◆ EXCERPTED DATA ◆
####################
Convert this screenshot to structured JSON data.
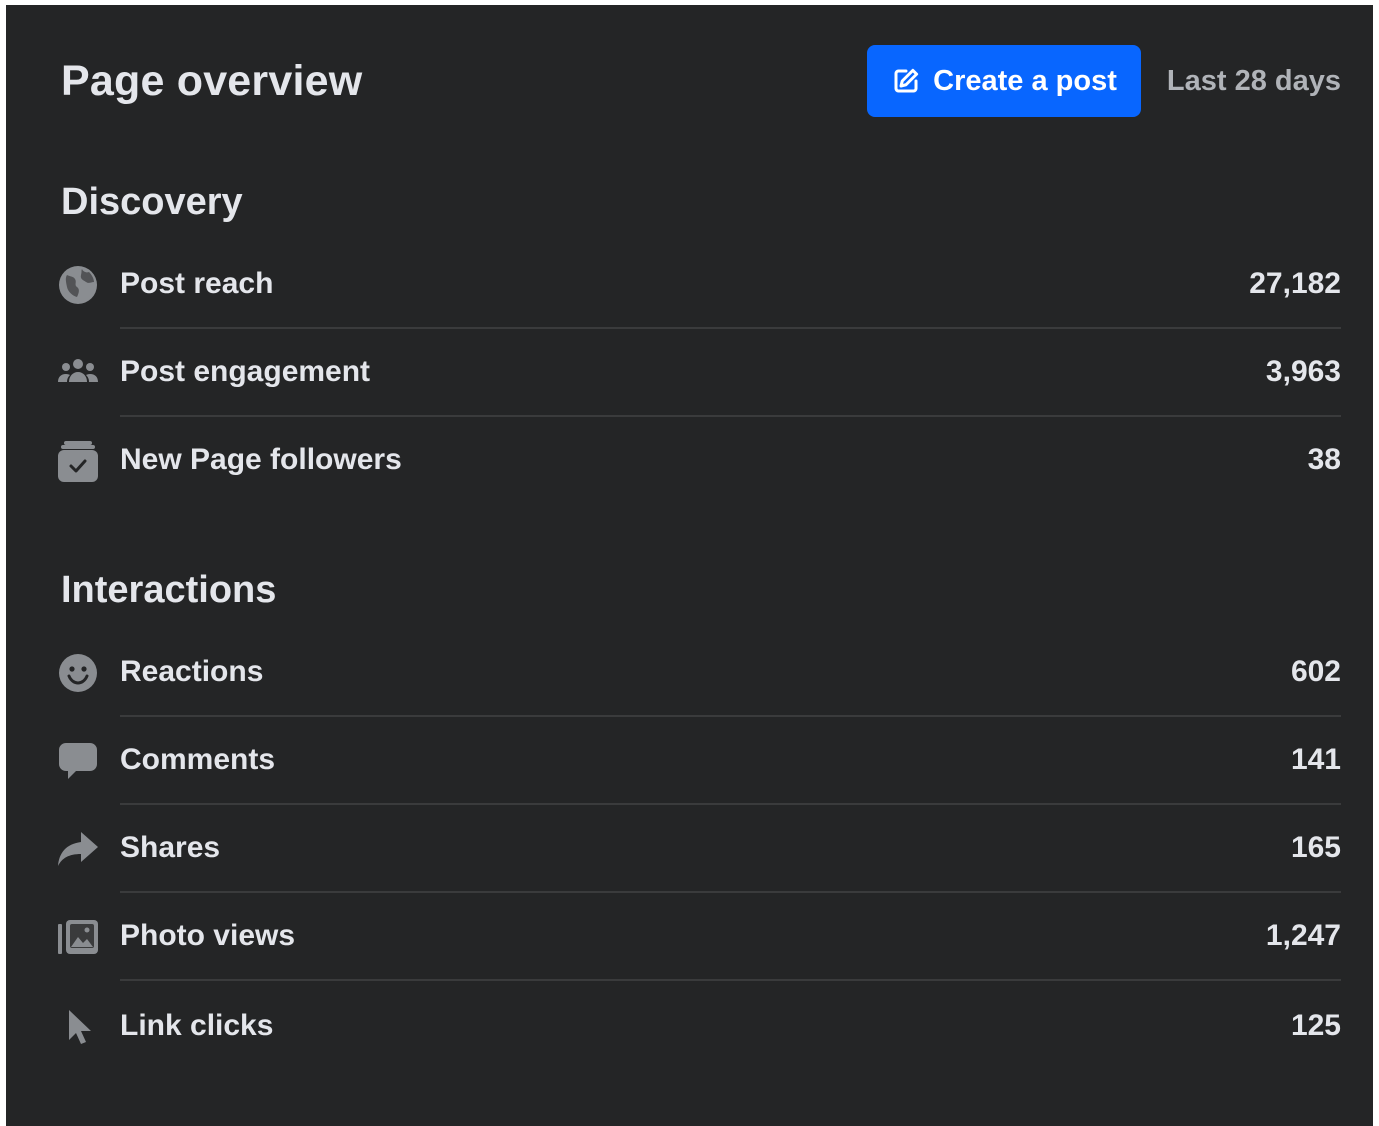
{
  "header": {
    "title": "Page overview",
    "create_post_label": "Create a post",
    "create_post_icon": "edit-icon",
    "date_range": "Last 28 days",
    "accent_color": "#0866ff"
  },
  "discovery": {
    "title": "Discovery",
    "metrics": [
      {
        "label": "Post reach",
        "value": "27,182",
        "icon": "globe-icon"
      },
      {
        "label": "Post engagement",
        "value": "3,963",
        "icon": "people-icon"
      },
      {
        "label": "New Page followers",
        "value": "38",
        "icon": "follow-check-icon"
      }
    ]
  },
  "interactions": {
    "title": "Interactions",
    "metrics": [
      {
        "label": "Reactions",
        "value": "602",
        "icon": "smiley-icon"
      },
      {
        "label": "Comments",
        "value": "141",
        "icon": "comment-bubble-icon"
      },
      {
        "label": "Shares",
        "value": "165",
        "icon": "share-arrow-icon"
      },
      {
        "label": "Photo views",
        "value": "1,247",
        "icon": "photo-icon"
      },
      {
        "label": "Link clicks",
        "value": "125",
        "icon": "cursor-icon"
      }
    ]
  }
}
####################
From the entries above, extract every line where the word "Page" appears.

◆ SOLUTION ◆
    "title": "Page overview",
        "label": "New Page followers",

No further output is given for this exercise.